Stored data

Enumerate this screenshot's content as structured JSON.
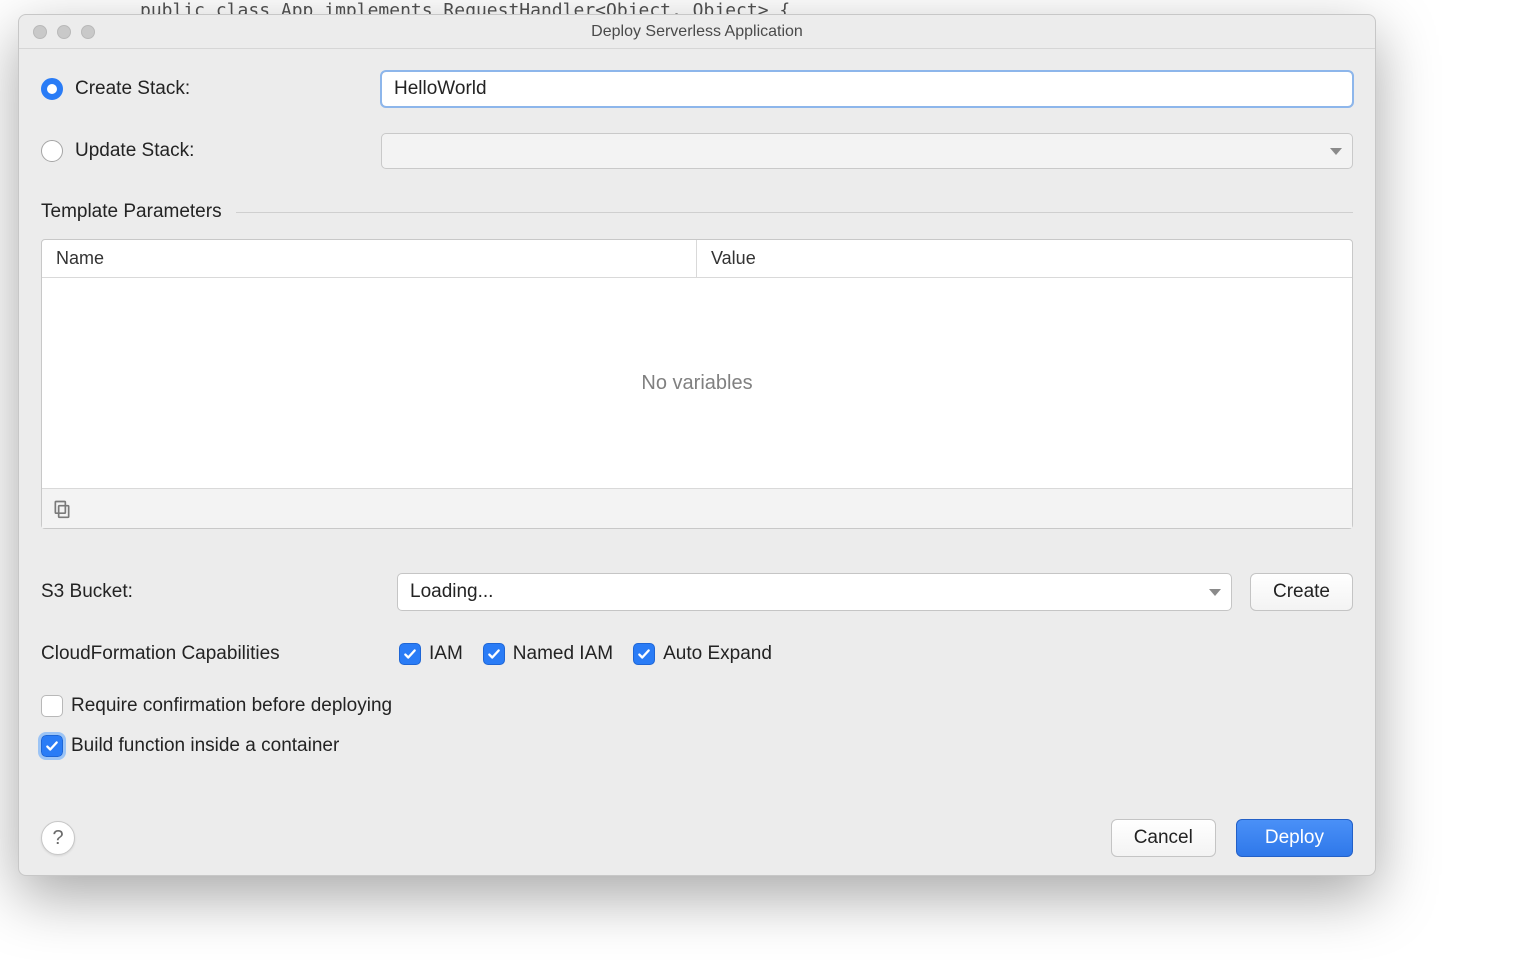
{
  "window": {
    "title": "Deploy Serverless Application"
  },
  "bg_code": "public class App implements RequestHandler<Object, Object> {",
  "stack": {
    "create_label": "Create Stack:",
    "create_value": "HelloWorld",
    "create_selected": true,
    "update_label": "Update Stack:",
    "update_value": "",
    "update_selected": false
  },
  "params": {
    "section_label": "Template Parameters",
    "columns": {
      "name": "Name",
      "value": "Value"
    },
    "empty_text": "No variables"
  },
  "s3": {
    "label": "S3 Bucket:",
    "value": "Loading...",
    "create_btn": "Create"
  },
  "caps": {
    "label": "CloudFormation Capabilities",
    "iam": {
      "label": "IAM",
      "checked": true
    },
    "named_iam": {
      "label": "Named IAM",
      "checked": true
    },
    "auto_expand": {
      "label": "Auto Expand",
      "checked": true
    }
  },
  "opts": {
    "confirm": {
      "label": "Require confirmation before deploying",
      "checked": false
    },
    "container": {
      "label": "Build function inside a container",
      "checked": true,
      "focused": true
    }
  },
  "footer": {
    "help": "?",
    "cancel": "Cancel",
    "deploy": "Deploy"
  }
}
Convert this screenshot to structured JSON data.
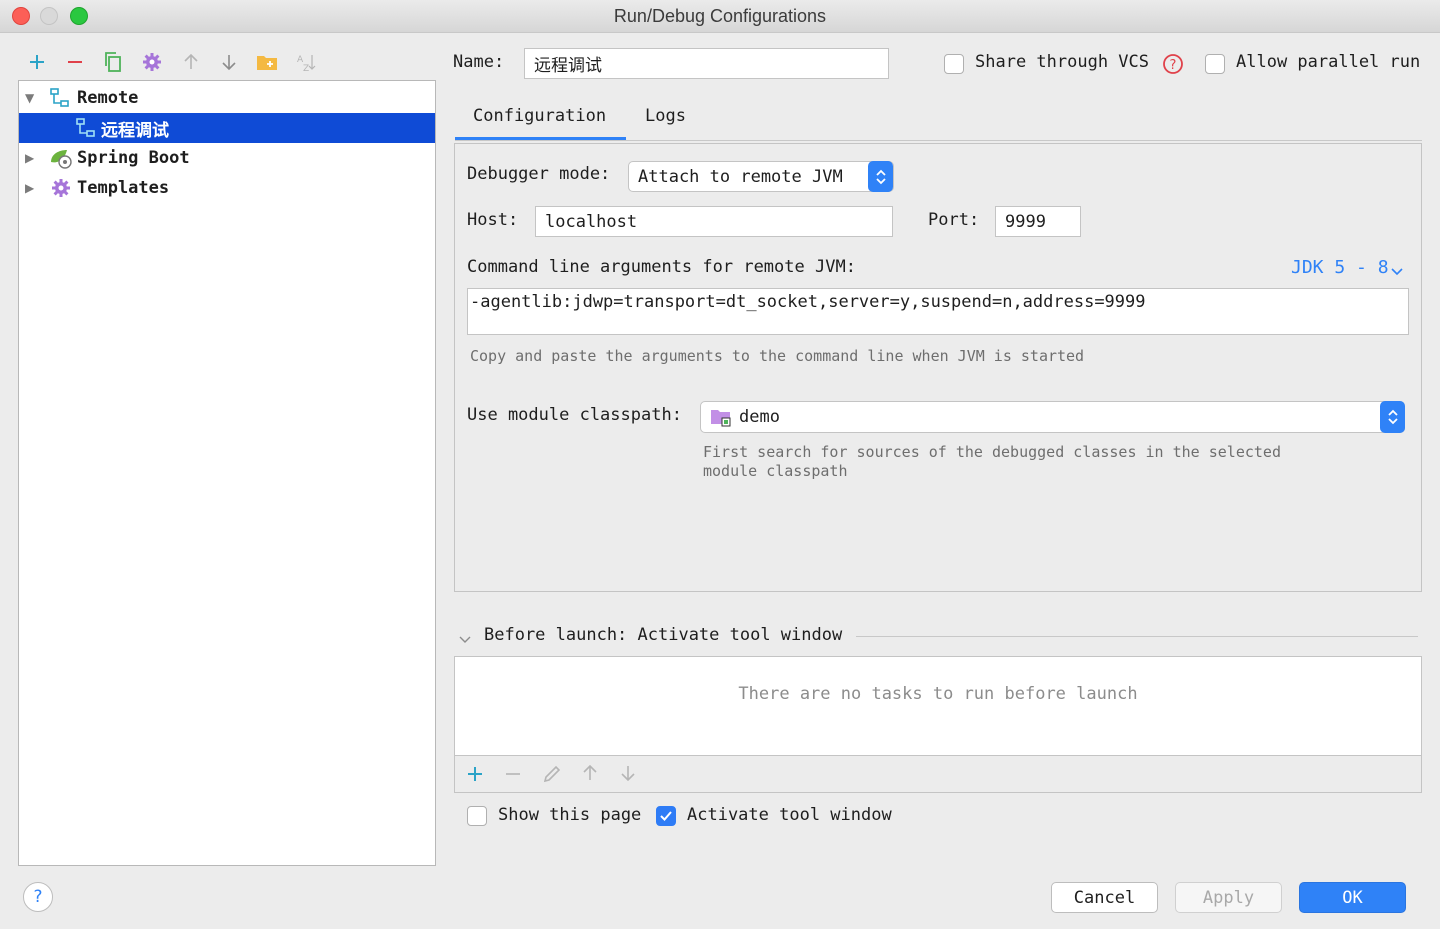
{
  "window": {
    "title": "Run/Debug Configurations"
  },
  "tree": {
    "items": [
      {
        "label": "Remote",
        "expanded": true,
        "icon": "remote-debug-icon"
      },
      {
        "label": "远程调试",
        "selected": true,
        "icon": "remote-debug-icon"
      },
      {
        "label": "Spring Boot",
        "expanded": false,
        "icon": "spring-boot-icon"
      },
      {
        "label": "Templates",
        "expanded": false,
        "icon": "wrench-gear-icon"
      }
    ]
  },
  "form": {
    "name_label": "Name:",
    "name_value": "远程调试",
    "share_vcs_label": "Share through VCS",
    "share_vcs_checked": false,
    "allow_parallel_label": "Allow parallel run",
    "allow_parallel_checked": false
  },
  "tabs": [
    {
      "label": "Configuration",
      "active": true
    },
    {
      "label": "Logs",
      "active": false
    }
  ],
  "config": {
    "debugger_mode_label": "Debugger mode:",
    "debugger_mode_value": "Attach to remote JVM",
    "host_label": "Host:",
    "host_value": "localhost",
    "port_label": "Port:",
    "port_value": "9999",
    "cmd_label": "Command line arguments for remote JVM:",
    "jdk_version": "JDK 5 - 8",
    "cmd_value": "-agentlib:jdwp=transport=dt_socket,server=y,suspend=n,address=9999",
    "cmd_hint": "Copy and paste the arguments to the command line when JVM is started",
    "module_label": "Use module classpath:",
    "module_value": "demo",
    "module_hint_line1": "First search for sources of the debugged classes in the selected",
    "module_hint_line2": "module classpath"
  },
  "before_launch": {
    "title": "Before launch: Activate tool window",
    "empty_text": "There are no tasks to run before launch"
  },
  "options": {
    "show_page_label": "Show this page",
    "show_page_checked": false,
    "activate_tool_label": "Activate tool window",
    "activate_tool_checked": true
  },
  "buttons": {
    "cancel": "Cancel",
    "apply": "Apply",
    "ok": "OK",
    "help": "?"
  },
  "colors": {
    "accent": "#2f82f7",
    "selection": "#0f4bd6",
    "add_icon": "#2ba3c7",
    "remove_icon": "#e0414a",
    "help_red": "#e0414a"
  }
}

▶ [OBJECTIVE] In the copy, include no pictures; restate the listing above exactly.

▶ [PROBLEM SOLUTION]
Enumerate this screenshot's content as structured JSON.
{
  "window": {
    "title": "Deploy Serverless Application"
  },
  "bg_code": "public class App implements RequestHandler<Object, Object> {",
  "stack": {
    "create_label": "Create Stack:",
    "create_value": "HelloWorld",
    "create_selected": true,
    "update_label": "Update Stack:",
    "update_value": "",
    "update_selected": false
  },
  "params": {
    "section_label": "Template Parameters",
    "columns": {
      "name": "Name",
      "value": "Value"
    },
    "empty_text": "No variables"
  },
  "s3": {
    "label": "S3 Bucket:",
    "value": "Loading...",
    "create_btn": "Create"
  },
  "caps": {
    "label": "CloudFormation Capabilities",
    "iam": {
      "label": "IAM",
      "checked": true
    },
    "named_iam": {
      "label": "Named IAM",
      "checked": true
    },
    "auto_expand": {
      "label": "Auto Expand",
      "checked": true
    }
  },
  "opts": {
    "confirm": {
      "label": "Require confirmation before deploying",
      "checked": false
    },
    "container": {
      "label": "Build function inside a container",
      "checked": true,
      "focused": true
    }
  },
  "footer": {
    "help": "?",
    "cancel": "Cancel",
    "deploy": "Deploy"
  }
}
Convert this screenshot to structured JSON data.
{
  "window": {
    "title": "Run/Debug Configurations"
  },
  "tree": {
    "items": [
      {
        "label": "Remote",
        "expanded": true,
        "icon": "remote-debug-icon"
      },
      {
        "label": "远程调试",
        "selected": true,
        "icon": "remote-debug-icon"
      },
      {
        "label": "Spring Boot",
        "expanded": false,
        "icon": "spring-boot-icon"
      },
      {
        "label": "Templates",
        "expanded": false,
        "icon": "wrench-gear-icon"
      }
    ]
  },
  "form": {
    "name_label": "Name:",
    "name_value": "远程调试",
    "share_vcs_label": "Share through VCS",
    "share_vcs_checked": false,
    "allow_parallel_label": "Allow parallel run",
    "allow_parallel_checked": false
  },
  "tabs": [
    {
      "label": "Configuration",
      "active": true
    },
    {
      "label": "Logs",
      "active": false
    }
  ],
  "config": {
    "debugger_mode_label": "Debugger mode:",
    "debugger_mode_value": "Attach to remote JVM",
    "host_label": "Host:",
    "host_value": "localhost",
    "port_label": "Port:",
    "port_value": "9999",
    "cmd_label": "Command line arguments for remote JVM:",
    "jdk_version": "JDK 5 - 8",
    "cmd_value": "-agentlib:jdwp=transport=dt_socket,server=y,suspend=n,address=9999",
    "cmd_hint": "Copy and paste the arguments to the command line when JVM is started",
    "module_label": "Use module classpath:",
    "module_value": "demo",
    "module_hint_line1": "First search for sources of the debugged classes in the selected",
    "module_hint_line2": "module classpath"
  },
  "before_launch": {
    "title": "Before launch: Activate tool window",
    "empty_text": "There are no tasks to run before launch"
  },
  "options": {
    "show_page_label": "Show this page",
    "show_page_checked": false,
    "activate_tool_label": "Activate tool window",
    "activate_tool_checked": true
  },
  "buttons": {
    "cancel": "Cancel",
    "apply": "Apply",
    "ok": "OK",
    "help": "?"
  },
  "colors": {
    "accent": "#2f82f7",
    "selection": "#0f4bd6",
    "add_icon": "#2ba3c7",
    "remove_icon": "#e0414a",
    "help_red": "#e0414a"
  }
}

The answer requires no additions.